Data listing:

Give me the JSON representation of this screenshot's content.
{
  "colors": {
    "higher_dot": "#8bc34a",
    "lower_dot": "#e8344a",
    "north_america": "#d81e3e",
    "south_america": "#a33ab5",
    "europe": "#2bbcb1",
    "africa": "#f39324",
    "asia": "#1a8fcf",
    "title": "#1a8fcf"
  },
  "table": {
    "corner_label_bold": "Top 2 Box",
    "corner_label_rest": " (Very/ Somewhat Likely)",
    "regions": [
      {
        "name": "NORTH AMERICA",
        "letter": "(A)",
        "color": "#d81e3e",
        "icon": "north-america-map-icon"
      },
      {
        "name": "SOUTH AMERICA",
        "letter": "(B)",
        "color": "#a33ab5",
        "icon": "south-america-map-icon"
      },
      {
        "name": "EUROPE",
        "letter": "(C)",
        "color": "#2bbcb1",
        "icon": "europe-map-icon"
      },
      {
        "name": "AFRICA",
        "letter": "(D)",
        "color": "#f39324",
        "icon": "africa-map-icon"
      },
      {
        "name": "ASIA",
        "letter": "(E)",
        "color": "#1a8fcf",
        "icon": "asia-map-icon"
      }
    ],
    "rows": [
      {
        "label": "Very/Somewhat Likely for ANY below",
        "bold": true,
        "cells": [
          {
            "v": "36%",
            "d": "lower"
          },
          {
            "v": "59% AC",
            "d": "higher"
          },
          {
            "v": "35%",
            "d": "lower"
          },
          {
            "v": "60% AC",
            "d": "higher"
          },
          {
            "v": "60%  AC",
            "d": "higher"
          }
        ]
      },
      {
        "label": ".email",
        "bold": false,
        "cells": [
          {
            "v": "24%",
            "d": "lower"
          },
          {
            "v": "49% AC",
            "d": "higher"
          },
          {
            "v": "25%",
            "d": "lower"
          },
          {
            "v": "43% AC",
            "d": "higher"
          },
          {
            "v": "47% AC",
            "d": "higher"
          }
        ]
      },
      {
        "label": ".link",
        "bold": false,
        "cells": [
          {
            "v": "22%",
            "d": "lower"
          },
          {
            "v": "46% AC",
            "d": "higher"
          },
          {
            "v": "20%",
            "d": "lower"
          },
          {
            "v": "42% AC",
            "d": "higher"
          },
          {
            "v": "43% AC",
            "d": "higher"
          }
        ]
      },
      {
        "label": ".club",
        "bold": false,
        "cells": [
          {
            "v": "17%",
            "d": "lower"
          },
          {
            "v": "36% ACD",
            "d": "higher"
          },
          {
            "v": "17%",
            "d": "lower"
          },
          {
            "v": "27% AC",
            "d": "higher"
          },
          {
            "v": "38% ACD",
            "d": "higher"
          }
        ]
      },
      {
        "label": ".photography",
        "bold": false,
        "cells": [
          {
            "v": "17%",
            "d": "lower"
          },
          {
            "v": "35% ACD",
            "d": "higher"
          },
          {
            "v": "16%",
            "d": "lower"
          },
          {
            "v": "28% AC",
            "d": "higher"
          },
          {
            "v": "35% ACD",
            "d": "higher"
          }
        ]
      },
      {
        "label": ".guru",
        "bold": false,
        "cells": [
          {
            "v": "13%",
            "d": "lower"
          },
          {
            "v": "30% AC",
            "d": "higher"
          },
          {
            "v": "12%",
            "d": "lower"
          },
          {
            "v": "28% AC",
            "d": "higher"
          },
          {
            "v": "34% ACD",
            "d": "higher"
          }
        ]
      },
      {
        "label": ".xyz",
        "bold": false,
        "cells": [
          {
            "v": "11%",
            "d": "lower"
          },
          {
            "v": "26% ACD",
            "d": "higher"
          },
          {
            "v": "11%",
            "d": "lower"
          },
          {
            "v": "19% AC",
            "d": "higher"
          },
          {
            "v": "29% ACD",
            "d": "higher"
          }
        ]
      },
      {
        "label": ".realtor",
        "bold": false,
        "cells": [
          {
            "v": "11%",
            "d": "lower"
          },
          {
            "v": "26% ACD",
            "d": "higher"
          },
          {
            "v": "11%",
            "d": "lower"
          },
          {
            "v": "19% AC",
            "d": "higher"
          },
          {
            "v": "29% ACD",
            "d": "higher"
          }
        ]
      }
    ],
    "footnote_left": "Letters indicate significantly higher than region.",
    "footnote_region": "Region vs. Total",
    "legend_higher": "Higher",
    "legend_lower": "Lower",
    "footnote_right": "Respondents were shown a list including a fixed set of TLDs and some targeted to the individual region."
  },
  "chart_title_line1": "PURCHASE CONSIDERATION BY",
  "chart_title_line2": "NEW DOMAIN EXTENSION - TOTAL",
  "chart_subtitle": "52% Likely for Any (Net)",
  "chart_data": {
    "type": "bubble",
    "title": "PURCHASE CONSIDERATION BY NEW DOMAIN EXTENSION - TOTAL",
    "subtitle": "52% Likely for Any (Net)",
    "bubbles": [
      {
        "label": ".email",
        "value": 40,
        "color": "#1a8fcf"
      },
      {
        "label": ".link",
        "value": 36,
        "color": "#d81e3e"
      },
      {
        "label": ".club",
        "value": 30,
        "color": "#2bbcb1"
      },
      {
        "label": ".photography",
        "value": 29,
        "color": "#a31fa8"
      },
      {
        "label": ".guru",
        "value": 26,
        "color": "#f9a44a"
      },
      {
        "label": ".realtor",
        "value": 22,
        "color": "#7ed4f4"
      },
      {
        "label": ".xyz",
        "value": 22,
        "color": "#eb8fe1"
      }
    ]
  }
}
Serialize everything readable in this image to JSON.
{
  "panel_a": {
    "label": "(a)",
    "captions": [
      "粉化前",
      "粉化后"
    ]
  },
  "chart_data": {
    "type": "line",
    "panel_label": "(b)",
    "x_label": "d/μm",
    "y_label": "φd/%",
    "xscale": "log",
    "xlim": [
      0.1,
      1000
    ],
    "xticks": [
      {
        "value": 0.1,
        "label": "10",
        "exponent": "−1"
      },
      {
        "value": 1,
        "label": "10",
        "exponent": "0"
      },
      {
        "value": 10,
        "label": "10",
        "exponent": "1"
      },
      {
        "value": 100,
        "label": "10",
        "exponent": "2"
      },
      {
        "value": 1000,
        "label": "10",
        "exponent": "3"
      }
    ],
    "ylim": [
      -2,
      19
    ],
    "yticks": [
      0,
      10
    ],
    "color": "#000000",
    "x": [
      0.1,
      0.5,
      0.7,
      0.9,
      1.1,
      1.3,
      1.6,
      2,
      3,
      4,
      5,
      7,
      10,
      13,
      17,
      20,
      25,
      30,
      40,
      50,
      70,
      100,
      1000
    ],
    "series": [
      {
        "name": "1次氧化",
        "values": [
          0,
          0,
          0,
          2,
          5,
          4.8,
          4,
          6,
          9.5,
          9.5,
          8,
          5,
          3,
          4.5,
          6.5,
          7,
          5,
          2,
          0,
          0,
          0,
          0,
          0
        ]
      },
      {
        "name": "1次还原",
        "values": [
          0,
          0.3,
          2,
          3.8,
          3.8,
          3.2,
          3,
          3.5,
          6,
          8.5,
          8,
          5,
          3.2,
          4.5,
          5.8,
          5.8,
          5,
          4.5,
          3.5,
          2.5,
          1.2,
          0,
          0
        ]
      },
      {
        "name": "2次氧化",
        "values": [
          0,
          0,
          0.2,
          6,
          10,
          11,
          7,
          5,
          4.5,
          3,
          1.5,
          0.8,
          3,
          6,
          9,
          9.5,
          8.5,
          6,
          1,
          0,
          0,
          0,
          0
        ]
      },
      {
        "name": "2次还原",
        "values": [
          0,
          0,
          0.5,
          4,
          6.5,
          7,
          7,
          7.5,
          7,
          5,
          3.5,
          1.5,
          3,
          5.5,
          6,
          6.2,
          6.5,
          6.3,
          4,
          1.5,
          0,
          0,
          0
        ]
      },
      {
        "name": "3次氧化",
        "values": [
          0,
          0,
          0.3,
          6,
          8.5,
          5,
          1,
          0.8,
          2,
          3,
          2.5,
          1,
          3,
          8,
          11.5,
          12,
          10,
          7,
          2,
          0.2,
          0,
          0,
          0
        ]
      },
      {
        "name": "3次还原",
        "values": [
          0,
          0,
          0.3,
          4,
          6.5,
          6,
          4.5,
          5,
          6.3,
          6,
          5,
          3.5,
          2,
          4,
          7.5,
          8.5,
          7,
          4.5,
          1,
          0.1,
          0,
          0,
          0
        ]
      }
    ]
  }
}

### What is required
Tell how many lines in the records above contain "name", giving the number and no other words.

### Result
11